» **Stored items**:
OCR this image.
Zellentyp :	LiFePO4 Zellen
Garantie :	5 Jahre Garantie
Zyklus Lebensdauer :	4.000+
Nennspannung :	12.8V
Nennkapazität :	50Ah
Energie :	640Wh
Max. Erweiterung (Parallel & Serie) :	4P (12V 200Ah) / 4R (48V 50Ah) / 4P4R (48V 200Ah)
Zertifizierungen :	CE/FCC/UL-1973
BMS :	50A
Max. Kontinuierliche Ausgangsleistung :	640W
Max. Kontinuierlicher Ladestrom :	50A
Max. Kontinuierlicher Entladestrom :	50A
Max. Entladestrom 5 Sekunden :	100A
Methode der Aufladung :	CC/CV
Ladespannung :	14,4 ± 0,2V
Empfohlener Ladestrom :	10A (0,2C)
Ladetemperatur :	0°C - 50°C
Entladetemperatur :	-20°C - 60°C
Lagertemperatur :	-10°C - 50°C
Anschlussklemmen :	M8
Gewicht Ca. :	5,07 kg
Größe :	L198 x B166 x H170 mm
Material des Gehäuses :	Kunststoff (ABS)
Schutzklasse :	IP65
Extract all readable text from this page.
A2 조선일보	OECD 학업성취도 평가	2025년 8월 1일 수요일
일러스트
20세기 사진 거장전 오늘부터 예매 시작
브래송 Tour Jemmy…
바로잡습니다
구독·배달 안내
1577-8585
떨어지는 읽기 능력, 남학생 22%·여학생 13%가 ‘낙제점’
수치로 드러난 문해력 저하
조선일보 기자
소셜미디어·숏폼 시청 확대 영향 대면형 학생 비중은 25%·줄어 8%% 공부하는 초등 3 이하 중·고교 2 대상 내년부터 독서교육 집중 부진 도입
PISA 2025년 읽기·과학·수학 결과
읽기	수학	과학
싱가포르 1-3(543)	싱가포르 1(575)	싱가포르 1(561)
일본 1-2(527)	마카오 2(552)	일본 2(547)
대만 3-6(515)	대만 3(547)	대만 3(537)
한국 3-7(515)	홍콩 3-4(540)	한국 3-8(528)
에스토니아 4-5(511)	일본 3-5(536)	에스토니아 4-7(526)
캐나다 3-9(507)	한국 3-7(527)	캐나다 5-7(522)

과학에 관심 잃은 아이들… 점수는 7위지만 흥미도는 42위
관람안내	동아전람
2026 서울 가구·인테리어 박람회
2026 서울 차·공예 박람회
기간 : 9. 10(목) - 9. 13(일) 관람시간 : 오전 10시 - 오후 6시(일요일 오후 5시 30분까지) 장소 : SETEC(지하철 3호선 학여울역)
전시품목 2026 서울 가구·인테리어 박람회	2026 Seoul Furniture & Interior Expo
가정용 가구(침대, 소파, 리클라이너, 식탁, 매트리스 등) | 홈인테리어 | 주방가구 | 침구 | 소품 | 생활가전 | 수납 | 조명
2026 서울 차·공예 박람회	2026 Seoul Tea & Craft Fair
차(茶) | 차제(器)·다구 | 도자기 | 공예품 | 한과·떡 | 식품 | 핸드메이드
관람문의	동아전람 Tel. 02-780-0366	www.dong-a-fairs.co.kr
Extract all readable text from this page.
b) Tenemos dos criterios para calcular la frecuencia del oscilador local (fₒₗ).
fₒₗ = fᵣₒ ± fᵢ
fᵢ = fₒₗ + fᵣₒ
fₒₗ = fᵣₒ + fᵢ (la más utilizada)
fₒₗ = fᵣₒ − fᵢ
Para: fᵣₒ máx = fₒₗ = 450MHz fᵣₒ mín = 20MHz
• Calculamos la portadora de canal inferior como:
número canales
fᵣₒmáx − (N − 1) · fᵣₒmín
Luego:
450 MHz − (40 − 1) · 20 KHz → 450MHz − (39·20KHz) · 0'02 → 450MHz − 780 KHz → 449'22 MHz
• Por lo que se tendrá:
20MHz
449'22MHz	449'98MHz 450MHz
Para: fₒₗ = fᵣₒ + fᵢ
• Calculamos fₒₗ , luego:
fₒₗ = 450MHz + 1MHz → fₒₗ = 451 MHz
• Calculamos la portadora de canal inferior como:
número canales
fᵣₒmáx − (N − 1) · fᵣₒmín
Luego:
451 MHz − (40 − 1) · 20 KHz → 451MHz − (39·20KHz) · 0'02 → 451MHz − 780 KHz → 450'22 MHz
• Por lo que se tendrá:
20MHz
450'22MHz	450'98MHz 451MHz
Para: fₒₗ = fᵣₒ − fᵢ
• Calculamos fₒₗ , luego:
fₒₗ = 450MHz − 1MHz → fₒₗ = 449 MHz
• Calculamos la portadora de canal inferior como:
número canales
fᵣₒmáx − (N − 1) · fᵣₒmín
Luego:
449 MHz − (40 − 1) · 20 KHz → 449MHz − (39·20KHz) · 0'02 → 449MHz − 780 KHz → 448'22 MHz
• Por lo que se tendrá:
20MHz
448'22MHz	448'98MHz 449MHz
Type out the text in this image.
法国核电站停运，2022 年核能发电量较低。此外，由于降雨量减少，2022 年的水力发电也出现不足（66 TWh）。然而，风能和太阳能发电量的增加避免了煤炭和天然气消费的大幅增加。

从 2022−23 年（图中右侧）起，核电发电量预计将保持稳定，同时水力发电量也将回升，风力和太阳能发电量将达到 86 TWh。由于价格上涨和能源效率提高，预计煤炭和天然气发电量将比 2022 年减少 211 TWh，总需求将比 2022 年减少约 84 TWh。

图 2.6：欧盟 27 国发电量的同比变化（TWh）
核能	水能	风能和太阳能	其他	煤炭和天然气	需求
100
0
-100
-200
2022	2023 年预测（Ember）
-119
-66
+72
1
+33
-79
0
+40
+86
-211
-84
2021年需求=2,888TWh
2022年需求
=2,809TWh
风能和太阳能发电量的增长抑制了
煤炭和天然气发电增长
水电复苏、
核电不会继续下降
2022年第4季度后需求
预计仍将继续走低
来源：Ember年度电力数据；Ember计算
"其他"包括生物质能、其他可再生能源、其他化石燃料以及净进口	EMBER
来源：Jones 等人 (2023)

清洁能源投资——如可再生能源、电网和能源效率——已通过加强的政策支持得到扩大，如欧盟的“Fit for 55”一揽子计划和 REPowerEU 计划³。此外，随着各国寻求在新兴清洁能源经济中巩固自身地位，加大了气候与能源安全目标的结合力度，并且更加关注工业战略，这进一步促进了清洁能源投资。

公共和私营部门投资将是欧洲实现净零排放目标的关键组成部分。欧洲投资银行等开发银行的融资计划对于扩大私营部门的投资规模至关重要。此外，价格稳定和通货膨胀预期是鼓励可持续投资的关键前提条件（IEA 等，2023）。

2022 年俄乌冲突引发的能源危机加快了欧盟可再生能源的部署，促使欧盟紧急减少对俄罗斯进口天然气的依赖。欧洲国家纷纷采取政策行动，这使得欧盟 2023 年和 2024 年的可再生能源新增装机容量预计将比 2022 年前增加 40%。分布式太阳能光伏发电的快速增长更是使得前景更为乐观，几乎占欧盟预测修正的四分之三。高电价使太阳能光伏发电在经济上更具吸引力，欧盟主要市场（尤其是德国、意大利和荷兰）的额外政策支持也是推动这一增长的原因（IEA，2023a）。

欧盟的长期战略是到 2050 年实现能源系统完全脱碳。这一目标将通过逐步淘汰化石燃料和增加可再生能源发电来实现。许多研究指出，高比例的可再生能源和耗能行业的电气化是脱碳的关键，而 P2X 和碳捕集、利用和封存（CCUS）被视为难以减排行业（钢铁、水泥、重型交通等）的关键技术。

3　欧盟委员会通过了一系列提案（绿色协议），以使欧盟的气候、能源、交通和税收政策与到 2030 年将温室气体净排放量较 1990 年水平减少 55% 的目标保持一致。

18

» **Job**:
Reproduce the full listing above, character for character.

» **Written response**:
OCR this image.
Zellentyp :	LiFePO4 Zellen
Garantie :	5 Jahre Garantie
Zyklus Lebensdauer :	4.000+
Nennspannung :	12.8V
Nennkapazität :	50Ah
Energie :	640Wh
Max. Erweiterung (Parallel & Serie) :	4P (12V 200Ah) / 4R (48V 50Ah) / 4P4R (48V 200Ah)
Zertifizierungen :	CE/FCC/UL-1973
BMS :	50A
Max. Kontinuierliche Ausgangsleistung :	640W
Max. Kontinuierlicher Ladestrom :	50A
Max. Kontinuierlicher Entladestrom :	50A
Max. Entladestrom 5 Sekunden :	100A
Methode der Aufladung :	CC/CV
Ladespannung :	14,4 ± 0,2V
Empfohlener Ladestrom :	10A (0,2C)
Ladetemperatur :	0°C - 50°C
Entladetemperatur :	-20°C - 60°C
Lagertemperatur :	-10°C - 50°C
Anschlussklemmen :	M8
Gewicht Ca. :	5,07 kg
Größe :	L198 x B166 x H170 mm
Material des Gehäuses :	Kunststoff (ABS)
Schutzklasse :	IP65
Extract all readable text from this page.
A2 조선일보	OECD 학업성취도 평가	2025년 8월 1일 수요일
일러스트
20세기 사진 거장전 오늘부터 예매 시작
브래송 Tour Jemmy…
바로잡습니다
구독·배달 안내
1577-8585
떨어지는 읽기 능력, 남학생 22%·여학생 13%가 ‘낙제점’
수치로 드러난 문해력 저하
조선일보 기자
소셜미디어·숏폼 시청 확대 영향 대면형 학생 비중은 25%·줄어 8%% 공부하는 초등 3 이하 중·고교 2 대상 내년부터 독서교육 집중 부진 도입
PISA 2025년 읽기·과학·수학 결과
읽기	수학	과학
싱가포르 1-3(543)	싱가포르 1(575)	싱가포르 1(561)
일본 1-2(527)	마카오 2(552)	일본 2(547)
대만 3-6(515)	대만 3(547)	대만 3(537)
한국 3-7(515)	홍콩 3-4(540)	한국 3-8(528)
에스토니아 4-5(511)	일본 3-5(536)	에스토니아 4-7(526)
캐나다 3-9(507)	한국 3-7(527)	캐나다 5-7(522)

과학에 관심 잃은 아이들… 점수는 7위지만 흥미도는 42위
관람안내	동아전람
2026 서울 가구·인테리어 박람회
2026 서울 차·공예 박람회
기간 : 9. 10(목) - 9. 13(일) 관람시간 : 오전 10시 - 오후 6시(일요일 오후 5시 30분까지) 장소 : SETEC(지하철 3호선 학여울역)
전시품목 2026 서울 가구·인테리어 박람회	2026 Seoul Furniture & Interior Expo
가정용 가구(침대, 소파, 리클라이너, 식탁, 매트리스 등) | 홈인테리어 | 주방가구 | 침구 | 소품 | 생활가전 | 수납 | 조명
2026 서울 차·공예 박람회	2026 Seoul Tea & Craft Fair
차(茶) | 차제(器)·다구 | 도자기 | 공예품 | 한과·떡 | 식품 | 핸드메이드
관람문의	동아전람 Tel. 02-780-0366	www.dong-a-fairs.co.kr
Extract all readable text from this page.
b) Tenemos dos criterios para calcular la frecuencia del oscilador local (fₒₗ).
fₒₗ = fᵣₒ ± fᵢ
fᵢ = fₒₗ + fᵣₒ
fₒₗ = fᵣₒ + fᵢ (la más utilizada)
fₒₗ = fᵣₒ − fᵢ
Para: fᵣₒ máx = fₒₗ = 450MHz fᵣₒ mín = 20MHz
• Calculamos la portadora de canal inferior como:
número canales
fᵣₒmáx − (N − 1) · fᵣₒmín
Luego:
450 MHz − (40 − 1) · 20 KHz → 450MHz − (39·20KHz) · 0'02 → 450MHz − 780 KHz → 449'22 MHz
• Por lo que se tendrá:
20MHz
449'22MHz	449'98MHz 450MHz
Para: fₒₗ = fᵣₒ + fᵢ
• Calculamos fₒₗ , luego:
fₒₗ = 450MHz + 1MHz → fₒₗ = 451 MHz
• Calculamos la portadora de canal inferior como:
número canales
fᵣₒmáx − (N − 1) · fᵣₒmín
Luego:
451 MHz − (40 − 1) · 20 KHz → 451MHz − (39·20KHz) · 0'02 → 451MHz − 780 KHz → 450'22 MHz
• Por lo que se tendrá:
20MHz
450'22MHz	450'98MHz 451MHz
Para: fₒₗ = fᵣₒ − fᵢ
• Calculamos fₒₗ , luego:
fₒₗ = 450MHz − 1MHz → fₒₗ = 449 MHz
• Calculamos la portadora de canal inferior como:
número canales
fᵣₒmáx − (N − 1) · fᵣₒmín
Luego:
449 MHz − (40 − 1) · 20 KHz → 449MHz − (39·20KHz) · 0'02 → 449MHz − 780 KHz → 448'22 MHz
• Por lo que se tendrá:
20MHz
448'22MHz	448'98MHz 449MHz
Type out the text in this image.
法国核电站停运，2022 年核能发电量较低。此外，由于降雨量减少，2022 年的水力发电也出现不足（66 TWh）。然而，风能和太阳能发电量的增加避免了煤炭和天然气消费的大幅增加。

从 2022−23 年（图中右侧）起，核电发电量预计将保持稳定，同时水力发电量也将回升，风力和太阳能发电量将达到 86 TWh。由于价格上涨和能源效率提高，预计煤炭和天然气发电量将比 2022 年减少 211 TWh，总需求将比 2022 年减少约 84 TWh。

图 2.6：欧盟 27 国发电量的同比变化（TWh）
核能	水能	风能和太阳能	其他	煤炭和天然气	需求
100
0
-100
-200
2022	2023 年预测（Ember）
-119
-66
+72
1
+33
-79
0
+40
+86
-211
-84
2021年需求=2,888TWh
2022年需求
=2,809TWh
风能和太阳能发电量的增长抑制了
煤炭和天然气发电增长
水电复苏、
核电不会继续下降
2022年第4季度后需求
预计仍将继续走低
来源：Ember年度电力数据；Ember计算
"其他"包括生物质能、其他可再生能源、其他化石燃料以及净进口	EMBER
来源：Jones 等人 (2023)

清洁能源投资——如可再生能源、电网和能源效率——已通过加强的政策支持得到扩大，如欧盟的“Fit for 55”一揽子计划和 REPowerEU 计划³。此外，随着各国寻求在新兴清洁能源经济中巩固自身地位，加大了气候与能源安全目标的结合力度，并且更加关注工业战略，这进一步促进了清洁能源投资。

公共和私营部门投资将是欧洲实现净零排放目标的关键组成部分。欧洲投资银行等开发银行的融资计划对于扩大私营部门的投资规模至关重要。此外，价格稳定和通货膨胀预期是鼓励可持续投资的关键前提条件（IEA 等，2023）。

2022 年俄乌冲突引发的能源危机加快了欧盟可再生能源的部署，促使欧盟紧急减少对俄罗斯进口天然气的依赖。欧洲国家纷纷采取政策行动，这使得欧盟 2023 年和 2024 年的可再生能源新增装机容量预计将比 2022 年前增加 40%。分布式太阳能光伏发电的快速增长更是使得前景更为乐观，几乎占欧盟预测修正的四分之三。高电价使太阳能光伏发电在经济上更具吸引力，欧盟主要市场（尤其是德国、意大利和荷兰）的额外政策支持也是推动这一增长的原因（IEA，2023a）。

欧盟的长期战略是到 2050 年实现能源系统完全脱碳。这一目标将通过逐步淘汰化石燃料和增加可再生能源发电来实现。许多研究指出，高比例的可再生能源和耗能行业的电气化是脱碳的关键，而 P2X 和碳捕集、利用和封存（CCUS）被视为难以减排行业（钢铁、水泥、重型交通等）的关键技术。

3　欧盟委员会通过了一系列提案（绿色协议），以使欧盟的气候、能源、交通和税收政策与到 2030 年将温室气体净排放量较 1990 年水平减少 55% 的目标保持一致。

18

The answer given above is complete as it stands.